(begin)

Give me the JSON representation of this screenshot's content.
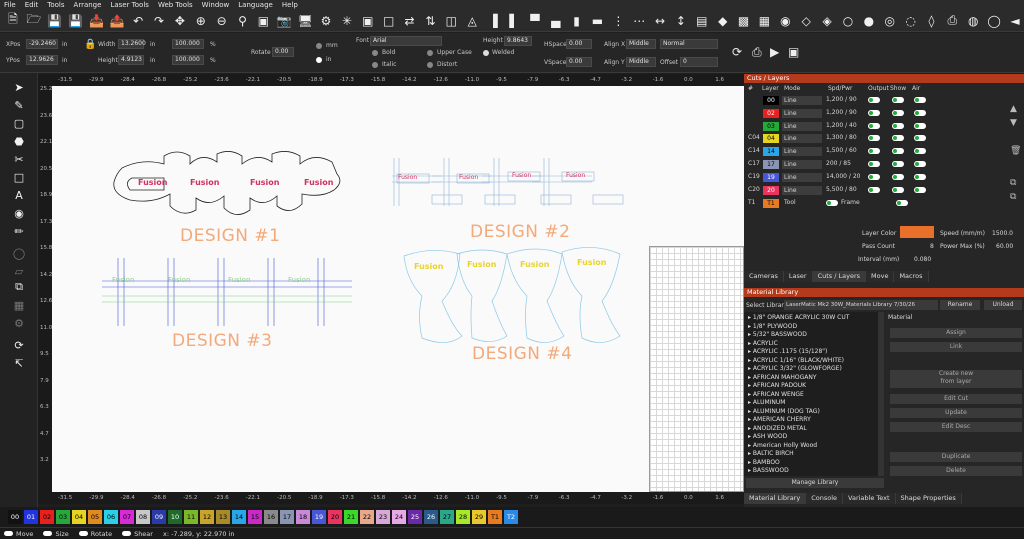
{
  "menu": [
    "File",
    "Edit",
    "Tools",
    "Arrange",
    "Laser Tools",
    "Web Tools",
    "Window",
    "Language",
    "Help"
  ],
  "toolbar_icons": [
    "new-file",
    "open-folder",
    "save",
    "save-as",
    "import",
    "export",
    "undo",
    "redo",
    "zoom-in",
    "zoom-out",
    "zoom-frame",
    "select-rect",
    "camera",
    "monitor",
    "settings",
    "tools",
    "rotary",
    "trace",
    "mirror-h",
    "mirror-v",
    "group",
    "ungroup",
    "align-left",
    "align-right",
    "align-top",
    "align-bottom",
    "align-center-h",
    "align-center-v",
    "distribute-h",
    "distribute-v",
    "size-w",
    "size-h",
    "dock"
  ],
  "props": {
    "xpos_label": "XPos",
    "xpos": "-29.2460",
    "xpos_unit": "in",
    "ypos_label": "YPos",
    "ypos": "12.9626",
    "ypos_unit": "in",
    "width_label": "Width",
    "width": "13.2600",
    "width_unit": "in",
    "height_label": "Height",
    "height": "4.9123",
    "height_unit": "in",
    "scale_w": "100.000",
    "scale_h": "100.000",
    "pct": "%",
    "rotate_label": "Rotate",
    "rotate": "0.00",
    "unit_mm": "mm",
    "unit_in": "in",
    "font_label": "Font",
    "font": "Arial",
    "font_height_label": "Height",
    "font_height": "9.8643",
    "bold": "Bold",
    "italic": "Italic",
    "upper_case": "Upper Case",
    "distort": "Distort",
    "welded": "Welded",
    "hspace_label": "HSpace",
    "hspace": "0.00",
    "vspace_label": "VSpace",
    "vspace": "0.00",
    "alignx_label": "Align X",
    "alignx": "Middle",
    "aligny_label": "Align Y",
    "aligny": "Middle",
    "normal": "Normal",
    "offset_label": "Offset",
    "offset": "0"
  },
  "ruler_x": [
    "-31.5",
    "-29.9",
    "-28.4",
    "-26.8",
    "-25.2",
    "-23.6",
    "-22.1",
    "-20.5",
    "-18.9",
    "-17.3",
    "-15.8",
    "-14.2",
    "-12.6",
    "-11.0",
    "-9.5",
    "-7.9",
    "-6.3",
    "-4.7",
    "-3.2",
    "-1.6",
    "0.0",
    "1.6",
    "3.2"
  ],
  "ruler_y": [
    "25.2",
    "23.6",
    "22.1",
    "20.5",
    "18.9",
    "17.3",
    "15.8",
    "14.2",
    "12.6",
    "11.0",
    "9.5",
    "7.9",
    "6.3",
    "4.7",
    "3.2"
  ],
  "canvas": {
    "design_labels": [
      "DESIGN #1",
      "DESIGN #2",
      "DESIGN #3",
      "DESIGN #4"
    ],
    "word": "Fusion"
  },
  "cuts_layers": {
    "title": "Cuts / Layers",
    "headers": [
      "#",
      "Layer",
      "Mode",
      "Spd/Pwr",
      "Output",
      "Show",
      "Air"
    ],
    "rows": [
      {
        "num": "",
        "layer": "00",
        "color": "#000000",
        "text_color": "#ffffff",
        "mode": "Line",
        "spd": "1,200 / 90"
      },
      {
        "num": "",
        "layer": "02",
        "color": "#e8211f",
        "text_color": "#ffffff",
        "mode": "Line",
        "spd": "1,200 / 90"
      },
      {
        "num": "",
        "layer": "03",
        "color": "#26a83b",
        "text_color": "#000000",
        "mode": "Line",
        "spd": "1,200 / 40"
      },
      {
        "num": "C04",
        "layer": "04",
        "color": "#e6d422",
        "text_color": "#000000",
        "mode": "Line",
        "spd": "1,300 / 80"
      },
      {
        "num": "C14",
        "layer": "14",
        "color": "#2aa6e8",
        "text_color": "#000000",
        "mode": "Line",
        "spd": "1,500 / 60"
      },
      {
        "num": "C17",
        "layer": "17",
        "color": "#8a95b4",
        "text_color": "#000000",
        "mode": "Line",
        "spd": "200 / 85"
      },
      {
        "num": "C19",
        "layer": "19",
        "color": "#4757d6",
        "text_color": "#ffffff",
        "mode": "Line",
        "spd": "14,000 / 20"
      },
      {
        "num": "C20",
        "layer": "20",
        "color": "#e8345e",
        "text_color": "#ffffff",
        "mode": "Line",
        "spd": "5,500 / 80"
      }
    ],
    "tool_row": {
      "num": "T1",
      "layer": "T1",
      "mode": "Tool",
      "frame": "Frame"
    },
    "layer_color_label": "Layer Color",
    "speed_label": "Speed (mm/m)",
    "speed": "1500.0",
    "pass_count_label": "Pass Count",
    "pass_count": "8",
    "power_max_label": "Power Max (%)",
    "power_max": "60.00",
    "interval_label": "Interval (mm)",
    "interval": "0.080",
    "tabs": [
      "Cameras",
      "Laser",
      "Cuts / Layers",
      "Move",
      "Macros"
    ]
  },
  "material_library": {
    "title": "Material Library",
    "select_label": "Select Library",
    "library": "LaserMatic Mk2 30W_Materials Library 7/30/26",
    "rename": "Rename",
    "unload": "Unload",
    "material_label": "Material",
    "items": [
      "1/8\" ORANGE ACRYLIC 30W CUT",
      "1/8\" PLYWOOD",
      "5/32\" BASSWOOD",
      "ACRYLIC",
      "ACRYLIC .1175 (15/128\")",
      "ACRYLIC 1/16\" (BLACK/WHITE)",
      "ACRYLIC 3/32\" (GLOWFORGE)",
      "AFRICAN MAHOGANY",
      "AFRICAN PADOUK",
      "AFRICAN WENGE",
      "ALUMINUM",
      "ALUMINUM (DOG TAG)",
      "AMERICAN CHERRY",
      "ANODIZED METAL",
      "ASH WOOD",
      "American Holly Wood",
      "BALTIC BIRCH",
      "BAMBOO",
      "BASSWOOD"
    ],
    "buttons": [
      "Assign",
      "Link",
      "Create new\nfrom layer",
      "Edit Cut",
      "Update",
      "Edit Desc",
      "Duplicate",
      "Delete"
    ],
    "manage": "Manage Library",
    "tabs": [
      "Material Library",
      "Console",
      "Variable Text",
      "Shape Properties"
    ]
  },
  "palette": [
    {
      "label": "00",
      "color": "#111111",
      "fg": "#ffffff"
    },
    {
      "label": "01",
      "color": "#2233e0",
      "fg": "#ffffff"
    },
    {
      "label": "02",
      "color": "#e8211f",
      "fg": "#000000"
    },
    {
      "label": "03",
      "color": "#26a83b",
      "fg": "#000000"
    },
    {
      "label": "04",
      "color": "#e6d422",
      "fg": "#000000"
    },
    {
      "label": "05",
      "color": "#e08a1f",
      "fg": "#000000"
    },
    {
      "label": "06",
      "color": "#2ad0e8",
      "fg": "#000000"
    },
    {
      "label": "07",
      "color": "#d82ad8",
      "fg": "#000000"
    },
    {
      "label": "08",
      "color": "#c8c8c8",
      "fg": "#000000"
    },
    {
      "label": "09",
      "color": "#2a3aa8",
      "fg": "#ffffff"
    },
    {
      "label": "10",
      "color": "#1e6a2a",
      "fg": "#ffffff"
    },
    {
      "label": "11",
      "color": "#7ab82a",
      "fg": "#000000"
    },
    {
      "label": "12",
      "color": "#c8a42a",
      "fg": "#000000"
    },
    {
      "label": "13",
      "color": "#a88a2a",
      "fg": "#000000"
    },
    {
      "label": "14",
      "color": "#2aa6e8",
      "fg": "#000000"
    },
    {
      "label": "15",
      "color": "#c82ac8",
      "fg": "#000000"
    },
    {
      "label": "16",
      "color": "#8a8a8a",
      "fg": "#000000"
    },
    {
      "label": "17",
      "color": "#8a95b4",
      "fg": "#000000"
    },
    {
      "label": "18",
      "color": "#c88ad8",
      "fg": "#000000"
    },
    {
      "label": "19",
      "color": "#4757d6",
      "fg": "#ffffff"
    },
    {
      "label": "20",
      "color": "#e8345e",
      "fg": "#000000"
    },
    {
      "label": "21",
      "color": "#3ad82a",
      "fg": "#000000"
    },
    {
      "label": "22",
      "color": "#e8a88a",
      "fg": "#000000"
    },
    {
      "label": "23",
      "color": "#d8a8d8",
      "fg": "#000000"
    },
    {
      "label": "24",
      "color": "#e8a8e8",
      "fg": "#000000"
    },
    {
      "label": "25",
      "color": "#6a2aa8",
      "fg": "#ffffff"
    },
    {
      "label": "26",
      "color": "#2a5a8a",
      "fg": "#ffffff"
    },
    {
      "label": "27",
      "color": "#2aa88a",
      "fg": "#000000"
    },
    {
      "label": "28",
      "color": "#a8e82a",
      "fg": "#000000"
    },
    {
      "label": "29",
      "color": "#e8c82a",
      "fg": "#000000"
    },
    {
      "label": "T1",
      "color": "#e87a1f",
      "fg": "#000000"
    },
    {
      "label": "T2",
      "color": "#2a8ae8",
      "fg": "#ffffff"
    }
  ],
  "status": {
    "move": "Move",
    "size": "Size",
    "rotate": "Rotate",
    "shear": "Shear",
    "coords": "x: -7.289, y: 22.970 in"
  }
}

(end)

▶ **TO BE DONE**
Count the lines of the listing above that include the word "AFRICAN" and state the total with nothing else.

▶ **REPLY**
3